> [Exercise goal]
Repeat every line below exactly, word for word.

> [Data shown]
==========
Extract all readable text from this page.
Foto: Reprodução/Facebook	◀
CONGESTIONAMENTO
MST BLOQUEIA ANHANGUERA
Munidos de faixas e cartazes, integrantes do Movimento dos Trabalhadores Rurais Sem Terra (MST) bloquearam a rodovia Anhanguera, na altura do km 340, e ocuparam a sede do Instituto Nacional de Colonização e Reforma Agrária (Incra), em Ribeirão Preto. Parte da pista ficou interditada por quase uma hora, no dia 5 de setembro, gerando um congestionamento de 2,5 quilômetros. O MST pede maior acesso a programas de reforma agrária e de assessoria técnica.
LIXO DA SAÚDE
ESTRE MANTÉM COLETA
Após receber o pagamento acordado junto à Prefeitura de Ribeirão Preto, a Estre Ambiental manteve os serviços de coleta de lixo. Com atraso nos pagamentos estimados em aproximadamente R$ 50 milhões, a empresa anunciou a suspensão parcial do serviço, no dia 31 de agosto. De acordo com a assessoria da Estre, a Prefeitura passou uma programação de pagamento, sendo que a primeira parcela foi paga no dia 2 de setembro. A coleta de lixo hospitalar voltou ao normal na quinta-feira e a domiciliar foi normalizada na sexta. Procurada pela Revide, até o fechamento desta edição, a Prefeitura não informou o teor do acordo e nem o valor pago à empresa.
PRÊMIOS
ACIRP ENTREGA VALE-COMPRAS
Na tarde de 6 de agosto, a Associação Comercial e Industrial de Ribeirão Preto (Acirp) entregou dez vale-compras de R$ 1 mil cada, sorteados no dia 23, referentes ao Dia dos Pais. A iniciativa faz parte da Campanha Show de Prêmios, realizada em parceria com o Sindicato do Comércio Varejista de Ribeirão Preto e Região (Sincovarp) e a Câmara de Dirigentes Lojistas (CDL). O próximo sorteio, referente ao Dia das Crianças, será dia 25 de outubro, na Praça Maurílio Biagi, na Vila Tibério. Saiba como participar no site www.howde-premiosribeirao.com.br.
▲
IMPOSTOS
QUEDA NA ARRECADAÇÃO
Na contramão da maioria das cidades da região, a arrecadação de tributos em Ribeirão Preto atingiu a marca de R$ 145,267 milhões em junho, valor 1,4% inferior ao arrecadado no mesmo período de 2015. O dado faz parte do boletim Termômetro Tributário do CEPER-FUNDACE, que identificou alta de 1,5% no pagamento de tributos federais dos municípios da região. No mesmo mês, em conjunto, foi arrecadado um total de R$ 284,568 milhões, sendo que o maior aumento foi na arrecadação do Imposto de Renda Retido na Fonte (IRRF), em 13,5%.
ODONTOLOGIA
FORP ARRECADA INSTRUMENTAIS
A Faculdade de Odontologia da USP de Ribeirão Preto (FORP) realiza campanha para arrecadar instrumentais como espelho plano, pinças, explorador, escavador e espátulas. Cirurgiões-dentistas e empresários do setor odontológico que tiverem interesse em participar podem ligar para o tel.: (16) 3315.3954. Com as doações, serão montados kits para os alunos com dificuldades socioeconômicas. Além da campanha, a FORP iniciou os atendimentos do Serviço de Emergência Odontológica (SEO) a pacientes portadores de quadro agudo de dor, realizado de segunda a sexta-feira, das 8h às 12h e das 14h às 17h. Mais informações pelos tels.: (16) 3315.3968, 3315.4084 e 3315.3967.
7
==========
> [Response for this exercise]
Extract all readable text from this page.
Foto: Reprodução/Facebook	◀
CONGESTIONAMENTO
MST BLOQUEIA ANHANGUERA
Munidos de faixas e cartazes, integrantes do Movimento dos Trabalhadores Rurais Sem Terra (MST) bloquearam a rodovia Anhanguera, na altura do km 340, e ocuparam a sede do Instituto Nacional de Colonização e Reforma Agrária (Incra), em Ribeirão Preto. Parte da pista ficou interditada por quase uma hora, no dia 5 de setembro, gerando um congestionamento de 2,5 quilômetros. O MST pede maior acesso a programas de reforma agrária e de assessoria técnica.
LIXO DA SAÚDE
ESTRE MANTÉM COLETA
Após receber o pagamento acordado junto à Prefeitura de Ribeirão Preto, a Estre Ambiental manteve os serviços de coleta de lixo. Com atraso nos pagamentos estimados em aproximadamente R$ 50 milhões, a empresa anunciou a suspensão parcial do serviço, no dia 31 de agosto. De acordo com a assessoria da Estre, a Prefeitura passou uma programação de pagamento, sendo que a primeira parcela foi paga no dia 2 de setembro. A coleta de lixo hospitalar voltou ao normal na quinta-feira e a domiciliar foi normalizada na sexta. Procurada pela Revide, até o fechamento desta edição, a Prefeitura não informou o teor do acordo e nem o valor pago à empresa.
PRÊMIOS
ACIRP ENTREGA VALE-COMPRAS
Na tarde de 6 de agosto, a Associação Comercial e Industrial de Ribeirão Preto (Acirp) entregou dez vale-compras de R$ 1 mil cada, sorteados no dia 23, referentes ao Dia dos Pais. A iniciativa faz parte da Campanha Show de Prêmios, realizada em parceria com o Sindicato do Comércio Varejista de Ribeirão Preto e Região (Sincovarp) e a Câmara de Dirigentes Lojistas (CDL). O próximo sorteio, referente ao Dia das Crianças, será dia 25 de outubro, na Praça Maurílio Biagi, na Vila Tibério. Saiba como participar no site www.howde-premiosribeirao.com.br.
▲
IMPOSTOS
QUEDA NA ARRECADAÇÃO
Na contramão da maioria das cidades da região, a arrecadação de tributos em Ribeirão Preto atingiu a marca de R$ 145,267 milhões em junho, valor 1,4% inferior ao arrecadado no mesmo período de 2015. O dado faz parte do boletim Termômetro Tributário do CEPER-FUNDACE, que identificou alta de 1,5% no pagamento de tributos federais dos municípios da região. No mesmo mês, em conjunto, foi arrecadado um total de R$ 284,568 milhões, sendo que o maior aumento foi na arrecadação do Imposto de Renda Retido na Fonte (IRRF), em 13,5%.
ODONTOLOGIA
FORP ARRECADA INSTRUMENTAIS
A Faculdade de Odontologia da USP de Ribeirão Preto (FORP) realiza campanha para arrecadar instrumentais como espelho plano, pinças, explorador, escavador e espátulas. Cirurgiões-dentistas e empresários do setor odontológico que tiverem interesse em participar podem ligar para o tel.: (16) 3315.3954. Com as doações, serão montados kits para os alunos com dificuldades socioeconômicas. Além da campanha, a FORP iniciou os atendimentos do Serviço de Emergência Odontológica (SEO) a pacientes portadores de quadro agudo de dor, realizado de segunda a sexta-feira, das 8h às 12h e das 14h às 17h. Mais informações pelos tels.: (16) 3315.3968, 3315.4084 e 3315.3967.
7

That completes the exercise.